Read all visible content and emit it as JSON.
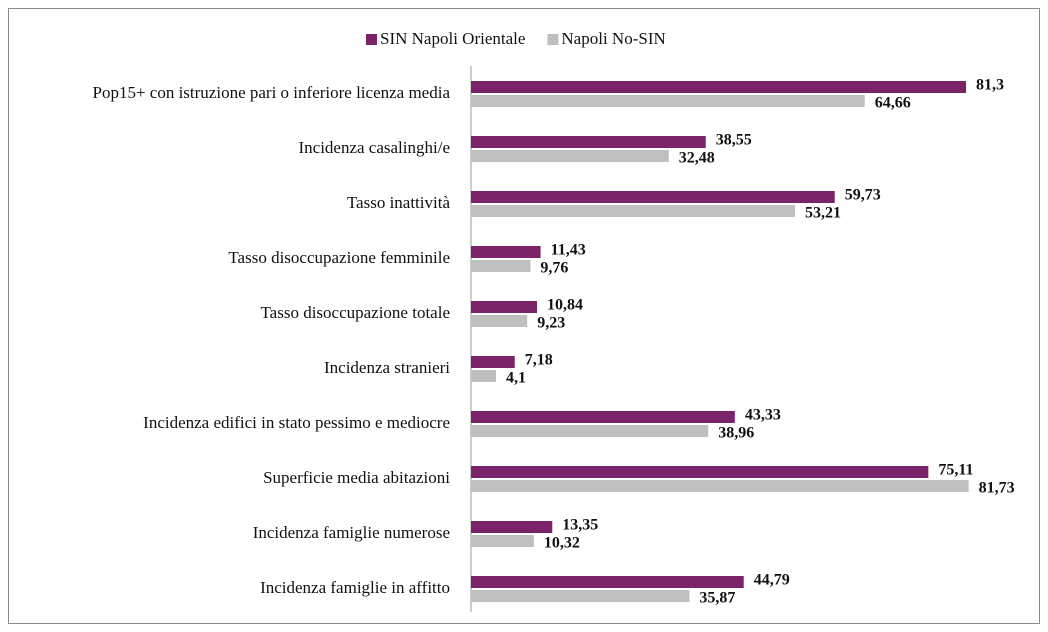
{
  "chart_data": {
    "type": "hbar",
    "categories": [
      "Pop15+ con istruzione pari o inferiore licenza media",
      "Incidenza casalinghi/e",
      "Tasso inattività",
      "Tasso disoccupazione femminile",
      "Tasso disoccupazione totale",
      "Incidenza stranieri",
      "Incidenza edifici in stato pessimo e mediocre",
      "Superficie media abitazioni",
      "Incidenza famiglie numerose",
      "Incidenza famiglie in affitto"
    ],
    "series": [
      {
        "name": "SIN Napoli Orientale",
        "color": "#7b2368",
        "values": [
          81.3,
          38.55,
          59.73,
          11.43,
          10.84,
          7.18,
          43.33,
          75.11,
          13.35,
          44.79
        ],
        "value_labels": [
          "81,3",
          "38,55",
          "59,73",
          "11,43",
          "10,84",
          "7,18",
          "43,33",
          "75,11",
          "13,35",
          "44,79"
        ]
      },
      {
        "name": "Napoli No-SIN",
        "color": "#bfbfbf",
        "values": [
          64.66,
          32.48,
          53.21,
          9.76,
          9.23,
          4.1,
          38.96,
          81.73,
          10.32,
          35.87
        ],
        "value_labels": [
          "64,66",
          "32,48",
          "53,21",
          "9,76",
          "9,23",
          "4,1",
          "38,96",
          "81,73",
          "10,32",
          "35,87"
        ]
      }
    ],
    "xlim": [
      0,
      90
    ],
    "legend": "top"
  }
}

§ **Objective**
Which lines of the material contain the string "Incidenza"? List each of them.

§ **Solution to this exercise**
      "Incidenza casalinghi/e",
      "Incidenza stranieri",
      "Incidenza edifici in stato pessimo e mediocre",
      "Incidenza famiglie numerose",
      "Incidenza famiglie in affitto"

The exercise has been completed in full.